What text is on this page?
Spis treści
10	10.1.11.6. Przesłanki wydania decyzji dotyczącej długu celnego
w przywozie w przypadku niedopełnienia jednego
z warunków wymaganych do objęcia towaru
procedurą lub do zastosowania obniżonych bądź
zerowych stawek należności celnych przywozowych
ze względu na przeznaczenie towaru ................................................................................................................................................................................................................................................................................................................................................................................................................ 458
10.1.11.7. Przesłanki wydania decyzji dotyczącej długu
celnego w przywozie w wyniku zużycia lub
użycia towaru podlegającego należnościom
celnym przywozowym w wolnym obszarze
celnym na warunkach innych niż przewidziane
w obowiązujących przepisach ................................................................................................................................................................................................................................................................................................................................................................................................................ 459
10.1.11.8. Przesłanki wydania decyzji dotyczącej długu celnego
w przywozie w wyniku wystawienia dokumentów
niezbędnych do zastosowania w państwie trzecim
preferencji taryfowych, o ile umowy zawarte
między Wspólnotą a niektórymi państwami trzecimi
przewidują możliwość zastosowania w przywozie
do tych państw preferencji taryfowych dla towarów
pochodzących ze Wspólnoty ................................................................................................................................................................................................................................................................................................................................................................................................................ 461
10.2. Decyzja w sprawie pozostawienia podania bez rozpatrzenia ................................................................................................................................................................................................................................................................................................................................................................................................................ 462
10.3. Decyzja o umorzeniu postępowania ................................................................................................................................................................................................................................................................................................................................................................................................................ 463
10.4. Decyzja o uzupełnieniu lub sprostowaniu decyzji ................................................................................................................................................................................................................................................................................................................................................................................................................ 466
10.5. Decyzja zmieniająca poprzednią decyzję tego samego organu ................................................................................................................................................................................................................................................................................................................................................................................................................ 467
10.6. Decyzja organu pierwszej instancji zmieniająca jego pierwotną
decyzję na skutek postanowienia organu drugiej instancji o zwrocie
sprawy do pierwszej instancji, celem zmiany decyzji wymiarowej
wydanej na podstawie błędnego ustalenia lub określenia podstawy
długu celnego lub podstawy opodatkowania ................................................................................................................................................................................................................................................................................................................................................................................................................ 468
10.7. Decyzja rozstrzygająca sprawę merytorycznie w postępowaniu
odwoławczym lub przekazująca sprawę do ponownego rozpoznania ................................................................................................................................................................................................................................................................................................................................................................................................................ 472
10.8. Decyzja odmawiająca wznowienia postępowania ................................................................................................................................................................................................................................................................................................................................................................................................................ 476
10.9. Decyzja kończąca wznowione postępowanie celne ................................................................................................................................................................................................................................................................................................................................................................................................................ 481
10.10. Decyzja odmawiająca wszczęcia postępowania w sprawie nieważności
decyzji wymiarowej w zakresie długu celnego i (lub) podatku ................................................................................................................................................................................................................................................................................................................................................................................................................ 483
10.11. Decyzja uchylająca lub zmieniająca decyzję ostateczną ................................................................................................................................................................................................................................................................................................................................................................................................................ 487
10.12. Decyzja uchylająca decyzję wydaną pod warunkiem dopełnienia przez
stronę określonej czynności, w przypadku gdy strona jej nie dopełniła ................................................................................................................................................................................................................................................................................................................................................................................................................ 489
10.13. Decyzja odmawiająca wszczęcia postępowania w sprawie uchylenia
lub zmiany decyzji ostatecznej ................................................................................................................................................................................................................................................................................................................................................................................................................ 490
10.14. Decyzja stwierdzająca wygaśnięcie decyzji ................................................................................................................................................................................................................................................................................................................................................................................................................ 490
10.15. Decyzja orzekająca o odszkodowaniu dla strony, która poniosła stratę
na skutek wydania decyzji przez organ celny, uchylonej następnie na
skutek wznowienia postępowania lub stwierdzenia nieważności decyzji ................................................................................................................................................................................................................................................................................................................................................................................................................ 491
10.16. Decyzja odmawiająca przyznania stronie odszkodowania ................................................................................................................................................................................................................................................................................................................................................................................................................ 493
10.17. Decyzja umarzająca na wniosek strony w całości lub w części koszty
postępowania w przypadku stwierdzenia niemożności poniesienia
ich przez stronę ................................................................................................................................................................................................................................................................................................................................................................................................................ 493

_What you need to do_.
Search the entries for the word "strony" and pick out every line that holds it.

_Finished exercise_.
10.15. Decyzja orzekająca o odszkodowaniu dla strony, która poniosła stratę
10.17. Decyzja umarzająca na wniosek strony w całości lub w części koszty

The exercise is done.